Directions:
Each record below should be printed exactly as it was written.

[[ Material for the task, beginning ]]

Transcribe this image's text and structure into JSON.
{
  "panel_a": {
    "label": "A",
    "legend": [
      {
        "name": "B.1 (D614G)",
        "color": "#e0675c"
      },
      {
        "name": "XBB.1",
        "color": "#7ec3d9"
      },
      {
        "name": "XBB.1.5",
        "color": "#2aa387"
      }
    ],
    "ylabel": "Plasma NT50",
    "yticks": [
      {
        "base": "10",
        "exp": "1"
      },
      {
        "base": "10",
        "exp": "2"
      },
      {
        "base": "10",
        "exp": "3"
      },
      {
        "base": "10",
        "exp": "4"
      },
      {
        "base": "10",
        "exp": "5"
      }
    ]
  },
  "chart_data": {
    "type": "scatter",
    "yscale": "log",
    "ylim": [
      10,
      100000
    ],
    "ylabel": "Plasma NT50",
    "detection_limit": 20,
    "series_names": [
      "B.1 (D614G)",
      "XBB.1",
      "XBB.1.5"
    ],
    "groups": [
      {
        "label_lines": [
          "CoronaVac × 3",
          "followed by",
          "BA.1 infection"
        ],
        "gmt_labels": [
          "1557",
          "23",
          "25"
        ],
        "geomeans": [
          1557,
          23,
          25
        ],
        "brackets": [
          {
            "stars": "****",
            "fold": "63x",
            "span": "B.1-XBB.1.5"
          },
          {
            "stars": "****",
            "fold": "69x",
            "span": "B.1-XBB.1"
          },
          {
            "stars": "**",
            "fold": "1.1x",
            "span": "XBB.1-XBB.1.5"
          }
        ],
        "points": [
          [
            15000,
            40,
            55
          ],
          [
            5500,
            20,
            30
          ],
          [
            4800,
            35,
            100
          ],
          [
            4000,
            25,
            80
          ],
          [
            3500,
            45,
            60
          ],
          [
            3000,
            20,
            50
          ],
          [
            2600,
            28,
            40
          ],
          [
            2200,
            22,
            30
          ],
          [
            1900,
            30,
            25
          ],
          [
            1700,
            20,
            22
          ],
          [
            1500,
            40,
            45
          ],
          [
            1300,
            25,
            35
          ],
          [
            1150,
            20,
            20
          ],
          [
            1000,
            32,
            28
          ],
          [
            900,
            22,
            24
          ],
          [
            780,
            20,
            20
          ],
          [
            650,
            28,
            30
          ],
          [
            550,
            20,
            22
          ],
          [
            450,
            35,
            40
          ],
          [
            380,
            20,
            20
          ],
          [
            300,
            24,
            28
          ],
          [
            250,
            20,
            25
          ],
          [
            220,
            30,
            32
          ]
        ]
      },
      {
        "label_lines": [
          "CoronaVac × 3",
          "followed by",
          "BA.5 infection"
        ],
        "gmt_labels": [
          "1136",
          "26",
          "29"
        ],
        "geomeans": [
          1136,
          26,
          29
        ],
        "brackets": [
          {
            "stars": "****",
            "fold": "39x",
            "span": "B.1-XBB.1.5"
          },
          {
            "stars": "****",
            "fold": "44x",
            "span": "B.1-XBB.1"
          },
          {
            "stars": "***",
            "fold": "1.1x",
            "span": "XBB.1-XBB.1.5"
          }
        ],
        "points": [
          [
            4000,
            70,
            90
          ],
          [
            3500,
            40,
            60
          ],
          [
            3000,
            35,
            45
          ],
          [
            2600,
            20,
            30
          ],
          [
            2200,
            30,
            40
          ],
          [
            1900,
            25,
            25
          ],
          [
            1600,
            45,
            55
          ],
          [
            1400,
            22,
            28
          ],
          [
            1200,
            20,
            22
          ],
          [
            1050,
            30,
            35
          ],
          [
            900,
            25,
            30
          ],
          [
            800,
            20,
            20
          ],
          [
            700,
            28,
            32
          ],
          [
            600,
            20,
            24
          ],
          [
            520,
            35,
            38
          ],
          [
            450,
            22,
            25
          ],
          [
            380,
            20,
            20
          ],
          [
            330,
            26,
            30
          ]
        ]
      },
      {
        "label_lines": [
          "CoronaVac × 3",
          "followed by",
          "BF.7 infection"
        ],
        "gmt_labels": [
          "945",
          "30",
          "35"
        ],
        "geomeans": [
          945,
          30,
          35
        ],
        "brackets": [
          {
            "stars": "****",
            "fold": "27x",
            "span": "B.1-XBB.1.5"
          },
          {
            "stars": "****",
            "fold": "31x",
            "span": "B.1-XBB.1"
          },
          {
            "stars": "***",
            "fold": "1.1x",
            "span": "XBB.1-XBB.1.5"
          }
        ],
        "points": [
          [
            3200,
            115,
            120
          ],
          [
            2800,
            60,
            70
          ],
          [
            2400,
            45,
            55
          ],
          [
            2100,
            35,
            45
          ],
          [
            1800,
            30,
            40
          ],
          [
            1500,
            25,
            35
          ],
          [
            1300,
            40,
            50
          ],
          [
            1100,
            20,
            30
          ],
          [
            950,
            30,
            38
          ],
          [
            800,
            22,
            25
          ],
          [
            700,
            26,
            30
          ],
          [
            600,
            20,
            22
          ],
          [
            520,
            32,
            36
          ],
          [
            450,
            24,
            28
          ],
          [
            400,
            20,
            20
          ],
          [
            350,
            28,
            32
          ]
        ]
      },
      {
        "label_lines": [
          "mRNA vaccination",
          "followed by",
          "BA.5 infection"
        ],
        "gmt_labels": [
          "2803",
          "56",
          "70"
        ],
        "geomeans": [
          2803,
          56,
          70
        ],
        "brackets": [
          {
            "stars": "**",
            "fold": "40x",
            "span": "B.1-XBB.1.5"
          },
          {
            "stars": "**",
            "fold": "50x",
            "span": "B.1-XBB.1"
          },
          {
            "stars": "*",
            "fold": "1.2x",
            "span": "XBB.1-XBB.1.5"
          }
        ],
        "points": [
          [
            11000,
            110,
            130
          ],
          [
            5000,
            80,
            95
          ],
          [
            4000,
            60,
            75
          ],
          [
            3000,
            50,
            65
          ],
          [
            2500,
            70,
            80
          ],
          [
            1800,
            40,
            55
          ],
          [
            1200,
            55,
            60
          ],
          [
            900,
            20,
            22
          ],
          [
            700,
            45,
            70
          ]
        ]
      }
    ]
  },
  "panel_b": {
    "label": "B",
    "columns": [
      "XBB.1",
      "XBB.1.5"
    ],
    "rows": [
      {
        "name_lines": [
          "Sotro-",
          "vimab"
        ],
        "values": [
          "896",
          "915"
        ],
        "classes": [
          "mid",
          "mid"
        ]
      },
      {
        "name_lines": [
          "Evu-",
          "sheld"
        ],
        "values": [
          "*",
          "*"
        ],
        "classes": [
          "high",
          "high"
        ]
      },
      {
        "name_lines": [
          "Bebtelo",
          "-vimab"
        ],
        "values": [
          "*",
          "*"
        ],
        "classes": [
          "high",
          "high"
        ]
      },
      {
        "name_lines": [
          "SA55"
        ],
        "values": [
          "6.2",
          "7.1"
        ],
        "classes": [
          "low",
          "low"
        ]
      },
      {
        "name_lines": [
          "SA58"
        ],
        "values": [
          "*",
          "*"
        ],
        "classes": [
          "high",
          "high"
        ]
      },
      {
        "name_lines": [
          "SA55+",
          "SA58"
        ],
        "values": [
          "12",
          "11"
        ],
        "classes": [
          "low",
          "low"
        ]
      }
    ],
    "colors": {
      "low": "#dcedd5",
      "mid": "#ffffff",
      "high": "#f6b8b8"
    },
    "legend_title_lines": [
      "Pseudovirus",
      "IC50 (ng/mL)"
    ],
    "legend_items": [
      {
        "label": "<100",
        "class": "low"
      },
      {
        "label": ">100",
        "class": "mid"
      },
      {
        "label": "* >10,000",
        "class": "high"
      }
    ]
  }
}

[[ Material for the task, end ]]

Written response:
Transcribe this image's text and structure into JSON.
{
  "panel_a": {
    "label": "A",
    "legend": [
      {
        "name": "B.1 (D614G)",
        "color": "#e0675c"
      },
      {
        "name": "XBB.1",
        "color": "#7ec3d9"
      },
      {
        "name": "XBB.1.5",
        "color": "#2aa387"
      }
    ],
    "ylabel": "Plasma NT50",
    "yticks": [
      {
        "base": "10",
        "exp": "1"
      },
      {
        "base": "10",
        "exp": "2"
      },
      {
        "base": "10",
        "exp": "3"
      },
      {
        "base": "10",
        "exp": "4"
      },
      {
        "base": "10",
        "exp": "5"
      }
    ]
  },
  "chart_data": {
    "type": "scatter",
    "yscale": "log",
    "ylim": [
      10,
      100000
    ],
    "ylabel": "Plasma NT50",
    "detection_limit": 20,
    "series_names": [
      "B.1 (D614G)",
      "XBB.1",
      "XBB.1.5"
    ],
    "groups": [
      {
        "label_lines": [
          "CoronaVac × 3",
          "followed by",
          "BA.1 infection"
        ],
        "gmt_labels": [
          "1557",
          "23",
          "25"
        ],
        "geomeans": [
          1557,
          23,
          25
        ],
        "brackets": [
          {
            "stars": "****",
            "fold": "63x",
            "span": "B.1-XBB.1.5"
          },
          {
            "stars": "****",
            "fold": "69x",
            "span": "B.1-XBB.1"
          },
          {
            "stars": "**",
            "fold": "1.1x",
            "span": "XBB.1-XBB.1.5"
          }
        ],
        "points": [
          [
            15000,
            40,
            55
          ],
          [
            5500,
            20,
            30
          ],
          [
            4800,
            35,
            100
          ],
          [
            4000,
            25,
            80
          ],
          [
            3500,
            45,
            60
          ],
          [
            3000,
            20,
            50
          ],
          [
            2600,
            28,
            40
          ],
          [
            2200,
            22,
            30
          ],
          [
            1900,
            30,
            25
          ],
          [
            1700,
            20,
            22
          ],
          [
            1500,
            40,
            45
          ],
          [
            1300,
            25,
            35
          ],
          [
            1150,
            20,
            20
          ],
          [
            1000,
            32,
            28
          ],
          [
            900,
            22,
            24
          ],
          [
            780,
            20,
            20
          ],
          [
            650,
            28,
            30
          ],
          [
            550,
            20,
            22
          ],
          [
            450,
            35,
            40
          ],
          [
            380,
            20,
            20
          ],
          [
            300,
            24,
            28
          ],
          [
            250,
            20,
            25
          ],
          [
            220,
            30,
            32
          ]
        ]
      },
      {
        "label_lines": [
          "CoronaVac × 3",
          "followed by",
          "BA.5 infection"
        ],
        "gmt_labels": [
          "1136",
          "26",
          "29"
        ],
        "geomeans": [
          1136,
          26,
          29
        ],
        "brackets": [
          {
            "stars": "****",
            "fold": "39x",
            "span": "B.1-XBB.1.5"
          },
          {
            "stars": "****",
            "fold": "44x",
            "span": "B.1-XBB.1"
          },
          {
            "stars": "***",
            "fold": "1.1x",
            "span": "XBB.1-XBB.1.5"
          }
        ],
        "points": [
          [
            4000,
            70,
            90
          ],
          [
            3500,
            40,
            60
          ],
          [
            3000,
            35,
            45
          ],
          [
            2600,
            20,
            30
          ],
          [
            2200,
            30,
            40
          ],
          [
            1900,
            25,
            25
          ],
          [
            1600,
            45,
            55
          ],
          [
            1400,
            22,
            28
          ],
          [
            1200,
            20,
            22
          ],
          [
            1050,
            30,
            35
          ],
          [
            900,
            25,
            30
          ],
          [
            800,
            20,
            20
          ],
          [
            700,
            28,
            32
          ],
          [
            600,
            20,
            24
          ],
          [
            520,
            35,
            38
          ],
          [
            450,
            22,
            25
          ],
          [
            380,
            20,
            20
          ],
          [
            330,
            26,
            30
          ]
        ]
      },
      {
        "label_lines": [
          "CoronaVac × 3",
          "followed by",
          "BF.7 infection"
        ],
        "gmt_labels": [
          "945",
          "30",
          "35"
        ],
        "geomeans": [
          945,
          30,
          35
        ],
        "brackets": [
          {
            "stars": "****",
            "fold": "27x",
            "span": "B.1-XBB.1.5"
          },
          {
            "stars": "****",
            "fold": "31x",
            "span": "B.1-XBB.1"
          },
          {
            "stars": "***",
            "fold": "1.1x",
            "span": "XBB.1-XBB.1.5"
          }
        ],
        "points": [
          [
            3200,
            115,
            120
          ],
          [
            2800,
            60,
            70
          ],
          [
            2400,
            45,
            55
          ],
          [
            2100,
            35,
            45
          ],
          [
            1800,
            30,
            40
          ],
          [
            1500,
            25,
            35
          ],
          [
            1300,
            40,
            50
          ],
          [
            1100,
            20,
            30
          ],
          [
            950,
            30,
            38
          ],
          [
            800,
            22,
            25
          ],
          [
            700,
            26,
            30
          ],
          [
            600,
            20,
            22
          ],
          [
            520,
            32,
            36
          ],
          [
            450,
            24,
            28
          ],
          [
            400,
            20,
            20
          ],
          [
            350,
            28,
            32
          ]
        ]
      },
      {
        "label_lines": [
          "mRNA vaccination",
          "followed by",
          "BA.5 infection"
        ],
        "gmt_labels": [
          "2803",
          "56",
          "70"
        ],
        "geomeans": [
          2803,
          56,
          70
        ],
        "brackets": [
          {
            "stars": "**",
            "fold": "40x",
            "span": "B.1-XBB.1.5"
          },
          {
            "stars": "**",
            "fold": "50x",
            "span": "B.1-XBB.1"
          },
          {
            "stars": "*",
            "fold": "1.2x",
            "span": "XBB.1-XBB.1.5"
          }
        ],
        "points": [
          [
            11000,
            110,
            130
          ],
          [
            5000,
            80,
            95
          ],
          [
            4000,
            60,
            75
          ],
          [
            3000,
            50,
            65
          ],
          [
            2500,
            70,
            80
          ],
          [
            1800,
            40,
            55
          ],
          [
            1200,
            55,
            60
          ],
          [
            900,
            20,
            22
          ],
          [
            700,
            45,
            70
          ]
        ]
      }
    ]
  },
  "panel_b": {
    "label": "B",
    "columns": [
      "XBB.1",
      "XBB.1.5"
    ],
    "rows": [
      {
        "name_lines": [
          "Sotro-",
          "vimab"
        ],
        "values": [
          "896",
          "915"
        ],
        "classes": [
          "mid",
          "mid"
        ]
      },
      {
        "name_lines": [
          "Evu-",
          "sheld"
        ],
        "values": [
          "*",
          "*"
        ],
        "classes": [
          "high",
          "high"
        ]
      },
      {
        "name_lines": [
          "Bebtelo",
          "-vimab"
        ],
        "values": [
          "*",
          "*"
        ],
        "classes": [
          "high",
          "high"
        ]
      },
      {
        "name_lines": [
          "SA55"
        ],
        "values": [
          "6.2",
          "7.1"
        ],
        "classes": [
          "low",
          "low"
        ]
      },
      {
        "name_lines": [
          "SA58"
        ],
        "values": [
          "*",
          "*"
        ],
        "classes": [
          "high",
          "high"
        ]
      },
      {
        "name_lines": [
          "SA55+",
          "SA58"
        ],
        "values": [
          "12",
          "11"
        ],
        "classes": [
          "low",
          "low"
        ]
      }
    ],
    "colors": {
      "low": "#dcedd5",
      "mid": "#ffffff",
      "high": "#f6b8b8"
    },
    "legend_title_lines": [
      "Pseudovirus",
      "IC50 (ng/mL)"
    ],
    "legend_items": [
      {
        "label": "<100",
        "class": "low"
      },
      {
        "label": ">100",
        "class": "mid"
      },
      {
        "label": "* >10,000",
        "class": "high"
      }
    ]
  }
}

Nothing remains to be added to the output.